▶ JOB: Every entry must be given again exactly.

>> START

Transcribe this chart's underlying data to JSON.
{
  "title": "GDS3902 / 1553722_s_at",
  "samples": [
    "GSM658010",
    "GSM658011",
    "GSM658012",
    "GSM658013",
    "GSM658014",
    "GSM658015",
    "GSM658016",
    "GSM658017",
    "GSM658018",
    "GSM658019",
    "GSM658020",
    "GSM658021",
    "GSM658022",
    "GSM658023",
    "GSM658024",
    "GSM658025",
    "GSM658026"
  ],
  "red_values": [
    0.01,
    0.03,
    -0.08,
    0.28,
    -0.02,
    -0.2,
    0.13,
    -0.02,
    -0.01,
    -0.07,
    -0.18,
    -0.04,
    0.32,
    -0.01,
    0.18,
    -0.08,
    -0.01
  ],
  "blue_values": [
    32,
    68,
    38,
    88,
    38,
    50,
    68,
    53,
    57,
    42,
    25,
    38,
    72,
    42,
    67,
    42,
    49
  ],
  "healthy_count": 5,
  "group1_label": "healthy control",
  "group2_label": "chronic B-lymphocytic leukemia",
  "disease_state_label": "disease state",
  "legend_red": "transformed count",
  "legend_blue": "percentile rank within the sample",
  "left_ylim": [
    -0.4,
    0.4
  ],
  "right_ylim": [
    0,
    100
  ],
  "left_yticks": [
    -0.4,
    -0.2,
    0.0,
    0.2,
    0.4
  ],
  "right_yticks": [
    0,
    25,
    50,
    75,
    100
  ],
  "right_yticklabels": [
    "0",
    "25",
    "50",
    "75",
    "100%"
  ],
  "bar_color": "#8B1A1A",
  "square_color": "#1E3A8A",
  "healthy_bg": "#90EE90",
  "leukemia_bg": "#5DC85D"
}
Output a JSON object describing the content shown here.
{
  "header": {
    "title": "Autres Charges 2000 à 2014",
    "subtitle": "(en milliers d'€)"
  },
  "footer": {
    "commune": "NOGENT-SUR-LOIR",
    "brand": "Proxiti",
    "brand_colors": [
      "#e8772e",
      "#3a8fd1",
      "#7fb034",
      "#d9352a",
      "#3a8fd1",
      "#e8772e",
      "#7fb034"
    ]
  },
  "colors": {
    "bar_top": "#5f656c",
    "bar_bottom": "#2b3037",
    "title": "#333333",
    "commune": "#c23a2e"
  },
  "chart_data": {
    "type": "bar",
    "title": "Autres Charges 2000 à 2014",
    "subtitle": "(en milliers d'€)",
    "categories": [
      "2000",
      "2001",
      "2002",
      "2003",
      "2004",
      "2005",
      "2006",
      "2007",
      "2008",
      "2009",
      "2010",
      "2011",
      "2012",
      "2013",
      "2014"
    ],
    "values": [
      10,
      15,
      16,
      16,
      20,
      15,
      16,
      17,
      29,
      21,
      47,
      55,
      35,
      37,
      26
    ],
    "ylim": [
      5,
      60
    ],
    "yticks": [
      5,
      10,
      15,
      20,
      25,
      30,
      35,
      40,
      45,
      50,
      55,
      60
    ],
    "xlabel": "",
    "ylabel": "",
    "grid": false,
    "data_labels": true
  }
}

>> END

▶ THE OUTPUT:
Transcribe this chart's underlying data to JSON.
{
  "title": "GDS3902 / 1553722_s_at",
  "samples": [
    "GSM658010",
    "GSM658011",
    "GSM658012",
    "GSM658013",
    "GSM658014",
    "GSM658015",
    "GSM658016",
    "GSM658017",
    "GSM658018",
    "GSM658019",
    "GSM658020",
    "GSM658021",
    "GSM658022",
    "GSM658023",
    "GSM658024",
    "GSM658025",
    "GSM658026"
  ],
  "red_values": [
    0.01,
    0.03,
    -0.08,
    0.28,
    -0.02,
    -0.2,
    0.13,
    -0.02,
    -0.01,
    -0.07,
    -0.18,
    -0.04,
    0.32,
    -0.01,
    0.18,
    -0.08,
    -0.01
  ],
  "blue_values": [
    32,
    68,
    38,
    88,
    38,
    50,
    68,
    53,
    57,
    42,
    25,
    38,
    72,
    42,
    67,
    42,
    49
  ],
  "healthy_count": 5,
  "group1_label": "healthy control",
  "group2_label": "chronic B-lymphocytic leukemia",
  "disease_state_label": "disease state",
  "legend_red": "transformed count",
  "legend_blue": "percentile rank within the sample",
  "left_ylim": [
    -0.4,
    0.4
  ],
  "right_ylim": [
    0,
    100
  ],
  "left_yticks": [
    -0.4,
    -0.2,
    0.0,
    0.2,
    0.4
  ],
  "right_yticks": [
    0,
    25,
    50,
    75,
    100
  ],
  "right_yticklabels": [
    "0",
    "25",
    "50",
    "75",
    "100%"
  ],
  "bar_color": "#8B1A1A",
  "square_color": "#1E3A8A",
  "healthy_bg": "#90EE90",
  "leukemia_bg": "#5DC85D"
}
Output a JSON object describing the content shown here.
{
  "header": {
    "title": "Autres Charges 2000 à 2014",
    "subtitle": "(en milliers d'€)"
  },
  "footer": {
    "commune": "NOGENT-SUR-LOIR",
    "brand": "Proxiti",
    "brand_colors": [
      "#e8772e",
      "#3a8fd1",
      "#7fb034",
      "#d9352a",
      "#3a8fd1",
      "#e8772e",
      "#7fb034"
    ]
  },
  "colors": {
    "bar_top": "#5f656c",
    "bar_bottom": "#2b3037",
    "title": "#333333",
    "commune": "#c23a2e"
  },
  "chart_data": {
    "type": "bar",
    "title": "Autres Charges 2000 à 2014",
    "subtitle": "(en milliers d'€)",
    "categories": [
      "2000",
      "2001",
      "2002",
      "2003",
      "2004",
      "2005",
      "2006",
      "2007",
      "2008",
      "2009",
      "2010",
      "2011",
      "2012",
      "2013",
      "2014"
    ],
    "values": [
      10,
      15,
      16,
      16,
      20,
      15,
      16,
      17,
      29,
      21,
      47,
      55,
      35,
      37,
      26
    ],
    "ylim": [
      5,
      60
    ],
    "yticks": [
      5,
      10,
      15,
      20,
      25,
      30,
      35,
      40,
      45,
      50,
      55,
      60
    ],
    "xlabel": "",
    "ylabel": "",
    "grid": false,
    "data_labels": true
  }
}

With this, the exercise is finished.